What you will do:
Review the listing and copy each line that holds the word "structured".

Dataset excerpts
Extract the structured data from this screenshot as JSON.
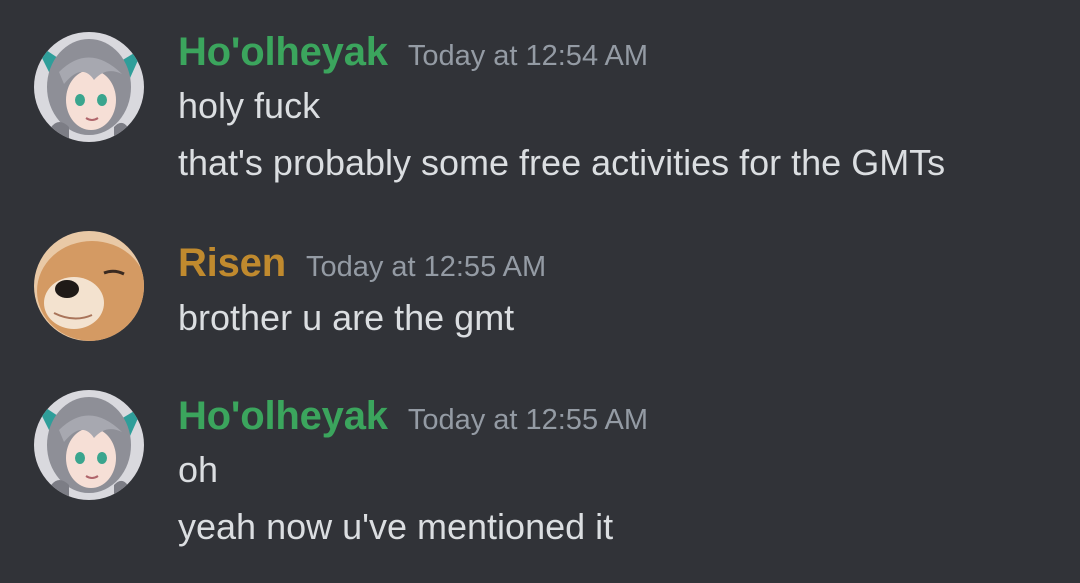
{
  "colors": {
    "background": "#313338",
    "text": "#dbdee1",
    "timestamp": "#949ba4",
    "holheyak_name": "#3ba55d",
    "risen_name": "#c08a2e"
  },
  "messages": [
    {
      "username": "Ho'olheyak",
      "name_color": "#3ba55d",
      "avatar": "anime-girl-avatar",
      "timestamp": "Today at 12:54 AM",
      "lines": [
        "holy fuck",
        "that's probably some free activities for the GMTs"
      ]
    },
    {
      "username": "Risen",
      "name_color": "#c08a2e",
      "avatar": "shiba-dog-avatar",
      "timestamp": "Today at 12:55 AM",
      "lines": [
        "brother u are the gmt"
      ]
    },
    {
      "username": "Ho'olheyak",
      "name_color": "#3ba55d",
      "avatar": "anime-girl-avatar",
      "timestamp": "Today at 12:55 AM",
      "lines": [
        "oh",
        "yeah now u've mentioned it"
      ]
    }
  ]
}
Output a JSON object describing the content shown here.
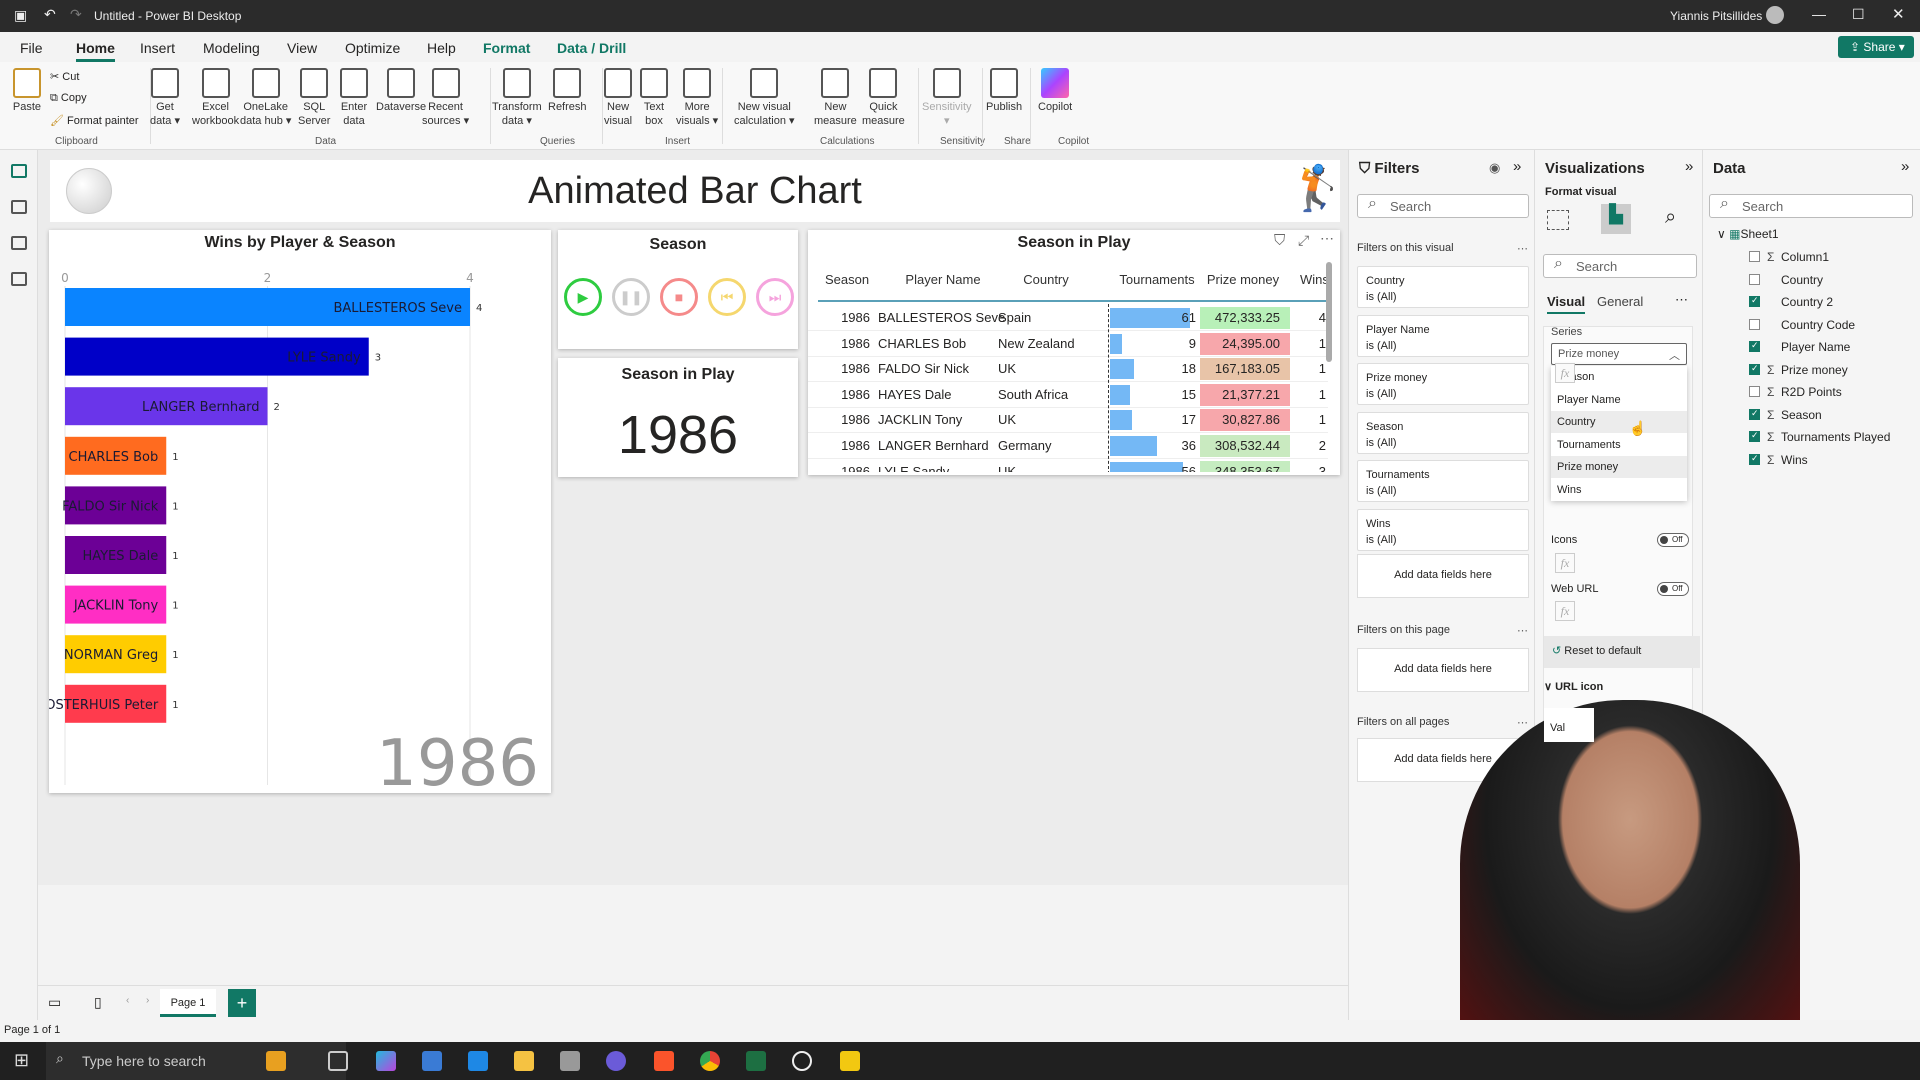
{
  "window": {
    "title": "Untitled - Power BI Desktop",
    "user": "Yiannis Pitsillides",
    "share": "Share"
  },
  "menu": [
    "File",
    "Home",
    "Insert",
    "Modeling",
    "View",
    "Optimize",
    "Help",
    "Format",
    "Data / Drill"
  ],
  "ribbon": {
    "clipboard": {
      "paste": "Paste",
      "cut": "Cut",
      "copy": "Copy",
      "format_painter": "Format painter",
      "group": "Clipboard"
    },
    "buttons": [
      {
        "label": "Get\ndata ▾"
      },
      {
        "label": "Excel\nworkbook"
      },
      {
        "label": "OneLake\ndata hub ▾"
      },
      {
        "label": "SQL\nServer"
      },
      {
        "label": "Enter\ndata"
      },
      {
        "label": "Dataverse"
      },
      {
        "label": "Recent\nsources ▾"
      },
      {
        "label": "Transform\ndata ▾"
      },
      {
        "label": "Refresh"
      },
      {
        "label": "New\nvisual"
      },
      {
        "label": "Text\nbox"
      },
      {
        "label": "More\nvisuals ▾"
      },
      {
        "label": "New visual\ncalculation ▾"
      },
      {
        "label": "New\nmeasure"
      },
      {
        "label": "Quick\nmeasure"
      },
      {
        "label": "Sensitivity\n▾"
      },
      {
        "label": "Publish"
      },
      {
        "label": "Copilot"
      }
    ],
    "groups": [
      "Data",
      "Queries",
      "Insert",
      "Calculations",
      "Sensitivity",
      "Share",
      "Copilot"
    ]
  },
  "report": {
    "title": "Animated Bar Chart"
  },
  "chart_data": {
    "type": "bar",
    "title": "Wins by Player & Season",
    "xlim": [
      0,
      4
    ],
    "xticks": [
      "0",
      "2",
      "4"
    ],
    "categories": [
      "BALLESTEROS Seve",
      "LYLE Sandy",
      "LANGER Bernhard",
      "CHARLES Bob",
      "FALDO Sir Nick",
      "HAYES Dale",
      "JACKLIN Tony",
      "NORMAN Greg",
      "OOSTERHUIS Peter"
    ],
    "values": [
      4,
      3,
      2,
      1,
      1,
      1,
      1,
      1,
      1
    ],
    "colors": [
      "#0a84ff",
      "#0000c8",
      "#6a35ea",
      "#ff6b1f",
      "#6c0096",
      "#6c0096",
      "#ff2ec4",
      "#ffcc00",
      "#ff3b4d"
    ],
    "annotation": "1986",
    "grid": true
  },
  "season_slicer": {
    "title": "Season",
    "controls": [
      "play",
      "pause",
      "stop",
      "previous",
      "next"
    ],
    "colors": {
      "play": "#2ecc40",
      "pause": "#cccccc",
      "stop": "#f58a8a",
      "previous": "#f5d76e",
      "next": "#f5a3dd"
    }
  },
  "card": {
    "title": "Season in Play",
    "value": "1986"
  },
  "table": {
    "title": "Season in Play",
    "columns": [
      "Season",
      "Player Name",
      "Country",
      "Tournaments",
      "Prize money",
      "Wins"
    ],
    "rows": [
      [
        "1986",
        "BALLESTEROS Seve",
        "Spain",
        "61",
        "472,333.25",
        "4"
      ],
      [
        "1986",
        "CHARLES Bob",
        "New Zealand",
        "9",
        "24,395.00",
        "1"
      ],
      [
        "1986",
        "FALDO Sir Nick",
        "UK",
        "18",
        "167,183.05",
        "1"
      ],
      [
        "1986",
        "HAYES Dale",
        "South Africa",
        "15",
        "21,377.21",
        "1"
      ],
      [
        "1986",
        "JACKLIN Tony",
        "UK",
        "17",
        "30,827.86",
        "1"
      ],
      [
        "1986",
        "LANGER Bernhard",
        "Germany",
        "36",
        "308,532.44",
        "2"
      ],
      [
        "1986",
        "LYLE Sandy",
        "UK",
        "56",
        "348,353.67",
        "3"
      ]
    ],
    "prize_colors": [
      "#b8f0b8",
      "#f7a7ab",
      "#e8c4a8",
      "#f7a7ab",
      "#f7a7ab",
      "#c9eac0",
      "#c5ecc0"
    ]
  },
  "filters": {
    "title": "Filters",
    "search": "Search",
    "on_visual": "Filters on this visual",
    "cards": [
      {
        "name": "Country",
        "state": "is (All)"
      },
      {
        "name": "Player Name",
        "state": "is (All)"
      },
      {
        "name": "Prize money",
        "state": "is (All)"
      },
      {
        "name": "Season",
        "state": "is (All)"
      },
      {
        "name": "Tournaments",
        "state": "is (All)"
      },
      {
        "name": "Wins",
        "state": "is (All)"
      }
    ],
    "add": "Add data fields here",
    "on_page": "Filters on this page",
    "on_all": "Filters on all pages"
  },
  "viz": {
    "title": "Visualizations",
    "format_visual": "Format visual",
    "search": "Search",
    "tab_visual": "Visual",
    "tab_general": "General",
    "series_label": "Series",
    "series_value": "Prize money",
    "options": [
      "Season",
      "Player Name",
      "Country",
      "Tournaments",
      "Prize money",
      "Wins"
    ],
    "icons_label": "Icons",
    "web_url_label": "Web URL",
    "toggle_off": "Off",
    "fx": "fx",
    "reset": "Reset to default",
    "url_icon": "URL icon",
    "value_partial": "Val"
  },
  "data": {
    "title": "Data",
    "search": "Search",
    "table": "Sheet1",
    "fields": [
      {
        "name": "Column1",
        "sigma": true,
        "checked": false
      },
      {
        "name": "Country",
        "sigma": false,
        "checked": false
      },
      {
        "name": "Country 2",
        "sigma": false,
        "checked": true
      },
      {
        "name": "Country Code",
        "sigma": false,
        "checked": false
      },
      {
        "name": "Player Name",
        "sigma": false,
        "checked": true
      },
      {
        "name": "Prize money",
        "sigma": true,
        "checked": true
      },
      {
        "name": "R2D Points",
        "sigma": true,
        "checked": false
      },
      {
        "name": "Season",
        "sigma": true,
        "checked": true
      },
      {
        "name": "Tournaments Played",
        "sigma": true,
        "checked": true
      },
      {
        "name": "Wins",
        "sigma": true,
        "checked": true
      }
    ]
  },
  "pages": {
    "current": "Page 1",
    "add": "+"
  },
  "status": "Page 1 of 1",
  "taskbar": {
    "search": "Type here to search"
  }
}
* * *
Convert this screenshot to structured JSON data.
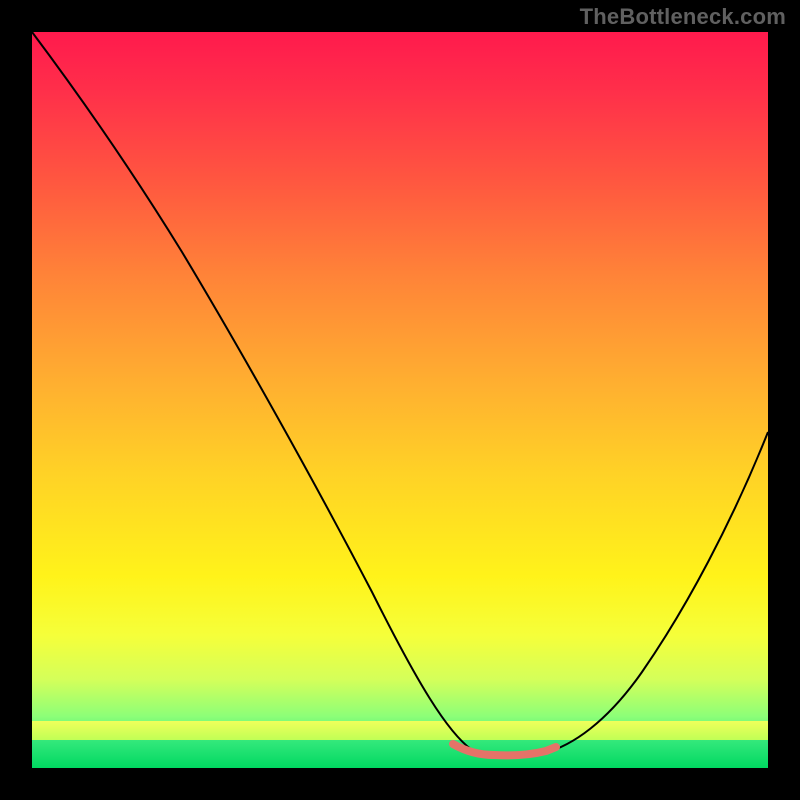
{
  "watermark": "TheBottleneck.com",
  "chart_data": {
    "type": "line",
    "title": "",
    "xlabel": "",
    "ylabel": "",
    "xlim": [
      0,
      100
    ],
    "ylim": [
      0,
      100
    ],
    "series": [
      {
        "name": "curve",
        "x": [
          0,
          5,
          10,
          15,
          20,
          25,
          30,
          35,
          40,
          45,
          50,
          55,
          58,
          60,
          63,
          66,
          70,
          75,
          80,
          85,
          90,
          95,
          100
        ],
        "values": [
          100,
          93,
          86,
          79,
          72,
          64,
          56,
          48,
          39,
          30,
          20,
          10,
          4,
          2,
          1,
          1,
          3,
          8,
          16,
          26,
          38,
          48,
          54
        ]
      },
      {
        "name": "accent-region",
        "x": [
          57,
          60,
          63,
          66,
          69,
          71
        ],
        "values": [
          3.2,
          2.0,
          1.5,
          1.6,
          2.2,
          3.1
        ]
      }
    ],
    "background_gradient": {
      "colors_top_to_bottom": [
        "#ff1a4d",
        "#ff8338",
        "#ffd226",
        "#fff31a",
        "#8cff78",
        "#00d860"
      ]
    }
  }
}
==
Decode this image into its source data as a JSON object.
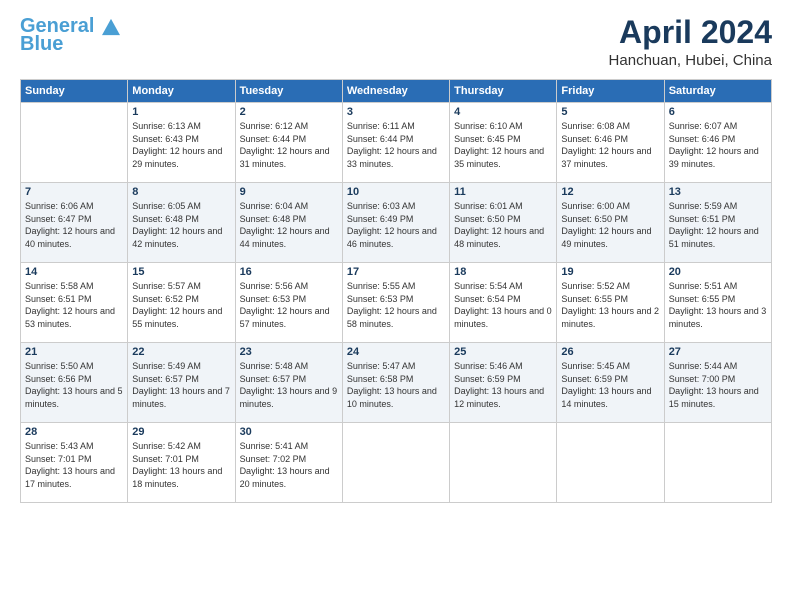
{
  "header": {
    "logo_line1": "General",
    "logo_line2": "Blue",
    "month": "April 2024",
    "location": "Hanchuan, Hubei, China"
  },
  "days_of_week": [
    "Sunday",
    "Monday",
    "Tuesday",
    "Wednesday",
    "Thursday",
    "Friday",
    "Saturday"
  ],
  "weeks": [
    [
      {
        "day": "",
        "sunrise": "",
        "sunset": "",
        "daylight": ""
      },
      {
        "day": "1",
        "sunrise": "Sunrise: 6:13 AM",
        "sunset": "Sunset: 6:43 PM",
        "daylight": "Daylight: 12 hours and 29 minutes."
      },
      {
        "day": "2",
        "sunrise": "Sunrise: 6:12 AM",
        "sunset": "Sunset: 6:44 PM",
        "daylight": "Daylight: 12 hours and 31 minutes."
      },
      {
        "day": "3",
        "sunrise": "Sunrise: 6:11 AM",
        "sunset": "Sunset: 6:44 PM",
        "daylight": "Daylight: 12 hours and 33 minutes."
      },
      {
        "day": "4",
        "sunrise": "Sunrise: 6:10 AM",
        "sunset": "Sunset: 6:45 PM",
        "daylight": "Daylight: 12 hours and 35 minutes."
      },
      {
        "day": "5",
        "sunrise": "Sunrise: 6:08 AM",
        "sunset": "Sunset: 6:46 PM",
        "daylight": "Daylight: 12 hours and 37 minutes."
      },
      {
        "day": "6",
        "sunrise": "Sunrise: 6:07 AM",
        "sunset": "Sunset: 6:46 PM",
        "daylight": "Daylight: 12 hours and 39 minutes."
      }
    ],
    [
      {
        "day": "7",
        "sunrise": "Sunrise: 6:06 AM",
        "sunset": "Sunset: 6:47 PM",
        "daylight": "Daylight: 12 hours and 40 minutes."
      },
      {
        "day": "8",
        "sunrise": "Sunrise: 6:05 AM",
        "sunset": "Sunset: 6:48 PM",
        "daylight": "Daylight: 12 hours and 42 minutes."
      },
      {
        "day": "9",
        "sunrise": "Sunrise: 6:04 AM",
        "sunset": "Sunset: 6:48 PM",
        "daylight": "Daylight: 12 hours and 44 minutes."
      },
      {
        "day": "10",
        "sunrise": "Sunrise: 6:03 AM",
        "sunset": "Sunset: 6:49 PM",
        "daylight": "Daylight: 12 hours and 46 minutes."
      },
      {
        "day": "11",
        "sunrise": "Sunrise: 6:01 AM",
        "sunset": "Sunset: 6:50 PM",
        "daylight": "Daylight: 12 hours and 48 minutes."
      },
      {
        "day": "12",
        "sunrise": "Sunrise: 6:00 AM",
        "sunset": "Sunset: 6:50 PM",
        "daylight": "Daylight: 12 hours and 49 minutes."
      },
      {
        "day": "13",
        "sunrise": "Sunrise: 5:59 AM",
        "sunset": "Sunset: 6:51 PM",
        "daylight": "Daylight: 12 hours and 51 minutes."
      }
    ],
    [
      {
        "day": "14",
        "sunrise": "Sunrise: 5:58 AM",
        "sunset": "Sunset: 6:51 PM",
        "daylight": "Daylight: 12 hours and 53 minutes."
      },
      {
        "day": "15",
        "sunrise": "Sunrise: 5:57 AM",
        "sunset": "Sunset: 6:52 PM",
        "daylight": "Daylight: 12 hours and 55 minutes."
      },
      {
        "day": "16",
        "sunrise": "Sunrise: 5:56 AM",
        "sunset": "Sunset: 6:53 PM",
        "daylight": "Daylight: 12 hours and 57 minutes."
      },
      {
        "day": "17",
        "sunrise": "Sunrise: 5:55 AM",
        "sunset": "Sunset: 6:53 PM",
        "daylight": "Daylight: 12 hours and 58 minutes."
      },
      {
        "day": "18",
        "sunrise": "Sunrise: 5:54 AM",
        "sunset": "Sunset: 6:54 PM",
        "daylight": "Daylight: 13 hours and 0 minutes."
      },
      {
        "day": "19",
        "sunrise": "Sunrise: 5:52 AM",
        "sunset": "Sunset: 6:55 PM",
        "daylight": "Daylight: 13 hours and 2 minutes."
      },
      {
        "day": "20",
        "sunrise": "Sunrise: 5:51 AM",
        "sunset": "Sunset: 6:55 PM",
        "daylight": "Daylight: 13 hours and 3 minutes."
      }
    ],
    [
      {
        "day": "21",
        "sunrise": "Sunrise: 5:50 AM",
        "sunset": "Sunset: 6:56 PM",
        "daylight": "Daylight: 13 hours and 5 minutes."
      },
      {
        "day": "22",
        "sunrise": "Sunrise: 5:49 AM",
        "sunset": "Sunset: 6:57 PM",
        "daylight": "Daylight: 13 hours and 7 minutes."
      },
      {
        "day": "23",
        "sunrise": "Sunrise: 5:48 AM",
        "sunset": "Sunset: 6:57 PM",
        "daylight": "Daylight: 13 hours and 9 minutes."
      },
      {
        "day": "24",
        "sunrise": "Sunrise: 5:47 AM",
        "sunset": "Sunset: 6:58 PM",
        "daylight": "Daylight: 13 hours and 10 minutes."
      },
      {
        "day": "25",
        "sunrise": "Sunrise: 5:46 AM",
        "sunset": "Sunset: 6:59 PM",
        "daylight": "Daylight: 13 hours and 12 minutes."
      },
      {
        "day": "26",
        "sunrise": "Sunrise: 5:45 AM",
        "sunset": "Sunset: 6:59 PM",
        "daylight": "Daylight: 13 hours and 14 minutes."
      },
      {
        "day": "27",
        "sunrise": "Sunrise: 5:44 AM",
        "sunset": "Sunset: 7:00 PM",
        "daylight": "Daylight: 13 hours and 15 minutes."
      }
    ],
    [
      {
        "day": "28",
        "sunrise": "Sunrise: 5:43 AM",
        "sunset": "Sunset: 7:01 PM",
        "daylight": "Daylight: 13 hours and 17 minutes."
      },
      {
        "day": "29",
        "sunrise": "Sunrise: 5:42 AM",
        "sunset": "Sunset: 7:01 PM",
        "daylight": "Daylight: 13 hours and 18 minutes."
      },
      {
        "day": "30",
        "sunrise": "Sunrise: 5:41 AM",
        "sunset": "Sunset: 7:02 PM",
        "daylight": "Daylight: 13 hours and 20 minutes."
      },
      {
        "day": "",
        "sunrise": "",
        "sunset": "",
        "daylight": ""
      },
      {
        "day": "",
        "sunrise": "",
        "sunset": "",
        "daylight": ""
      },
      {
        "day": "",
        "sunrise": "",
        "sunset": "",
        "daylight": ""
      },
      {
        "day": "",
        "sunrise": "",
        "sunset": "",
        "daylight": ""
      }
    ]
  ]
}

Solution for this problem:
Extract the structured data from this screenshot as JSON.
Convert this screenshot to structured JSON data.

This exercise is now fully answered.